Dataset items
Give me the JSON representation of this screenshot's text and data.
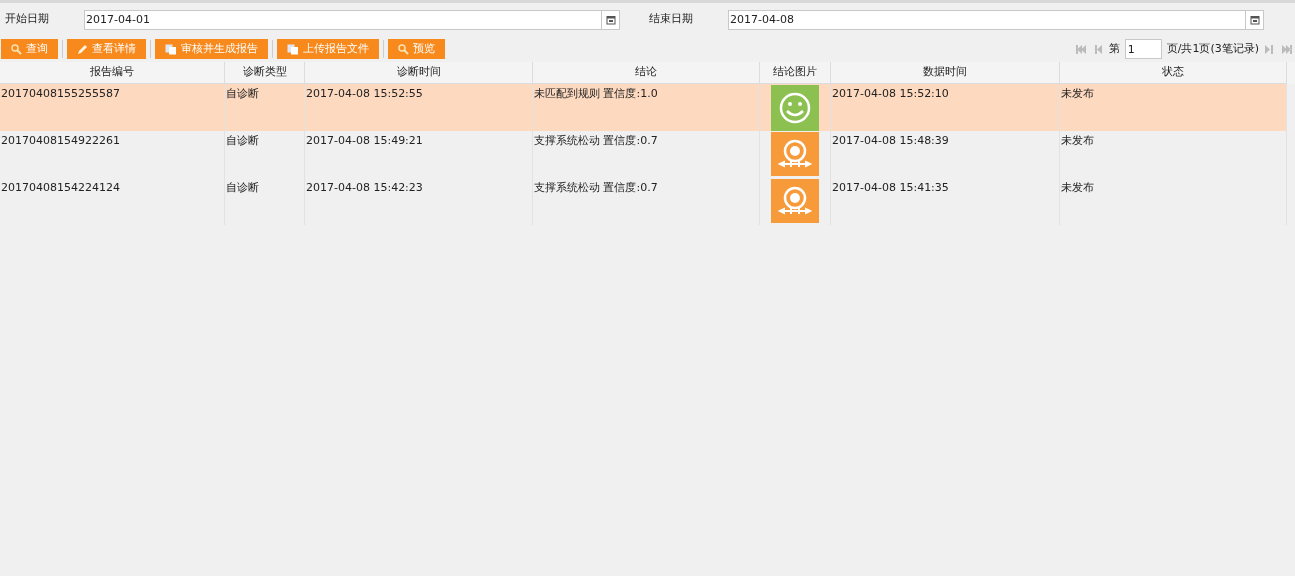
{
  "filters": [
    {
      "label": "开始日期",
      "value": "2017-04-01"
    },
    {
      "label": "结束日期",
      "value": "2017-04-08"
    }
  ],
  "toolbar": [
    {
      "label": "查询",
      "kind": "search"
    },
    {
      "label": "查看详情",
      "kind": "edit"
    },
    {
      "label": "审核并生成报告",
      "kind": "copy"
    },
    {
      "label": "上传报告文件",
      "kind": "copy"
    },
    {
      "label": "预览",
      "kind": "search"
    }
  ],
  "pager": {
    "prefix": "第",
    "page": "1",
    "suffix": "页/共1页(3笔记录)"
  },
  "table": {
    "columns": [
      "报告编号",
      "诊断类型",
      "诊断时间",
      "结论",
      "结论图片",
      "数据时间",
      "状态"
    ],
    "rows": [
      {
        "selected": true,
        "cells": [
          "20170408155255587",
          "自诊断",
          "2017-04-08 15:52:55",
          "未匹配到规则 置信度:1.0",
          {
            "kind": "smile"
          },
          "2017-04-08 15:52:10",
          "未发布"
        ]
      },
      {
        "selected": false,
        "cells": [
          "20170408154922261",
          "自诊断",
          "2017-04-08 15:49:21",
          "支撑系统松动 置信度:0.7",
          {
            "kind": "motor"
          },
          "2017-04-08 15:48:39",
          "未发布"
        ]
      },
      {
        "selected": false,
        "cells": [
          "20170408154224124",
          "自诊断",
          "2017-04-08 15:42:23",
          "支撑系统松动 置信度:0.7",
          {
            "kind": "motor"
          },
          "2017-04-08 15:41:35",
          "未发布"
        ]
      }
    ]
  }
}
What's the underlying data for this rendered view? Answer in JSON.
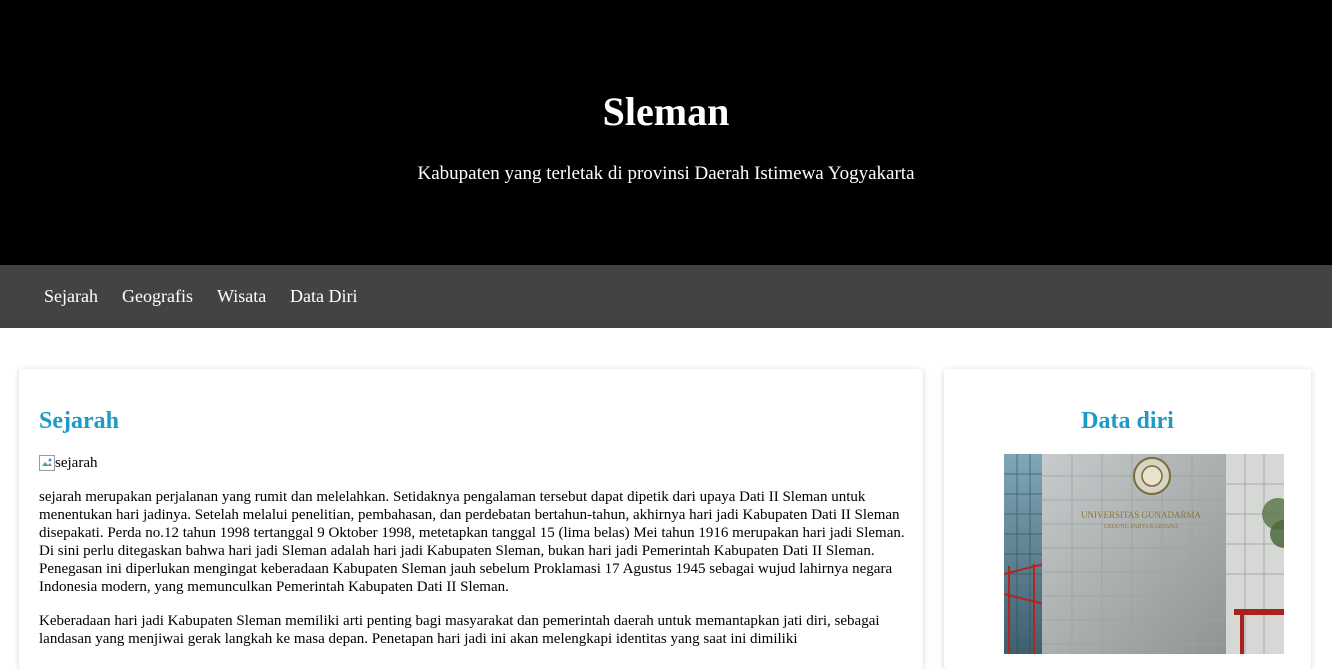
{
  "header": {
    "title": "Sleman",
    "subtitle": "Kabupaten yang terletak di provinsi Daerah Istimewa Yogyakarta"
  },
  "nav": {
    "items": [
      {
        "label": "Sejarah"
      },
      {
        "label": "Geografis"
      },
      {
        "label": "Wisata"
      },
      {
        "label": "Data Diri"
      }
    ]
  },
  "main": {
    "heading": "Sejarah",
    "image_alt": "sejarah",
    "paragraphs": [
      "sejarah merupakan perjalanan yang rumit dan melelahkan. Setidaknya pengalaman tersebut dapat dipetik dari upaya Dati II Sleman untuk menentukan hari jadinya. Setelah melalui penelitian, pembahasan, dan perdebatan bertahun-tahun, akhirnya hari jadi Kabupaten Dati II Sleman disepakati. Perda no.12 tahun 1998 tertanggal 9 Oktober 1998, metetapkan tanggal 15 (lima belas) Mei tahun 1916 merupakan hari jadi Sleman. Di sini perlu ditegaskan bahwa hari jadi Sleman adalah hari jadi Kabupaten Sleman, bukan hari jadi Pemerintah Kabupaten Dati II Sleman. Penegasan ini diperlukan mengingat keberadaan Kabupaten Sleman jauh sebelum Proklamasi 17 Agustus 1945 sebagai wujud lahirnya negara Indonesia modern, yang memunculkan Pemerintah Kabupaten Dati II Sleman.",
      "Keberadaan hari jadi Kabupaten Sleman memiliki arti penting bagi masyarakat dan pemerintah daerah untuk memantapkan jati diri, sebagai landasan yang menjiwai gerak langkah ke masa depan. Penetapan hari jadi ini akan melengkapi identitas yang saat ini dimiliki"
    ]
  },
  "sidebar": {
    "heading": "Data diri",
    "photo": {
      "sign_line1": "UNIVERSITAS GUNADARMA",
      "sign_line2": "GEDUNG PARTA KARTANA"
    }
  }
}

Exercise instructions ▸ Locate each line containing the string "hari" and show it.

Result for this exercise ▸
      "sejarah merupakan perjalanan yang rumit dan melelahkan. Setidaknya pengalaman tersebut dapat dipetik dari upaya Dati II Sleman untuk menentukan hari jadinya. Setelah melalui penelitian, pembahasan, dan perdebatan bertahun-tahun, akhirnya hari jadi Kabupaten Dati II Sleman disepakati. Perda no.12 tahun 1998 tertanggal 9 Oktober 1998, metetapkan tanggal 15 (lima belas) Mei tahun 1916 merupakan hari jadi Sleman. Di sini perlu ditegaskan bahwa hari jadi Sleman adalah hari jadi Kabupaten Sleman, bukan hari jadi Pemerintah Kabupaten Dati II Sleman. Penegasan ini diperlukan mengingat keberadaan Kabupaten Sleman jauh sebelum Proklamasi 17 Agustus 1945 sebagai wujud lahirnya negara Indonesia modern, yang memunculkan Pemerintah Kabupaten Dati II Sleman.",
      "Keberadaan hari jadi Kabupaten Sleman memiliki arti penting bagi masyarakat dan pemerintah daerah untuk memantapkan jati diri, sebagai landasan yang menjiwai gerak langkah ke masa depan. Penetapan hari jadi ini akan melengkapi identitas yang saat ini dimiliki"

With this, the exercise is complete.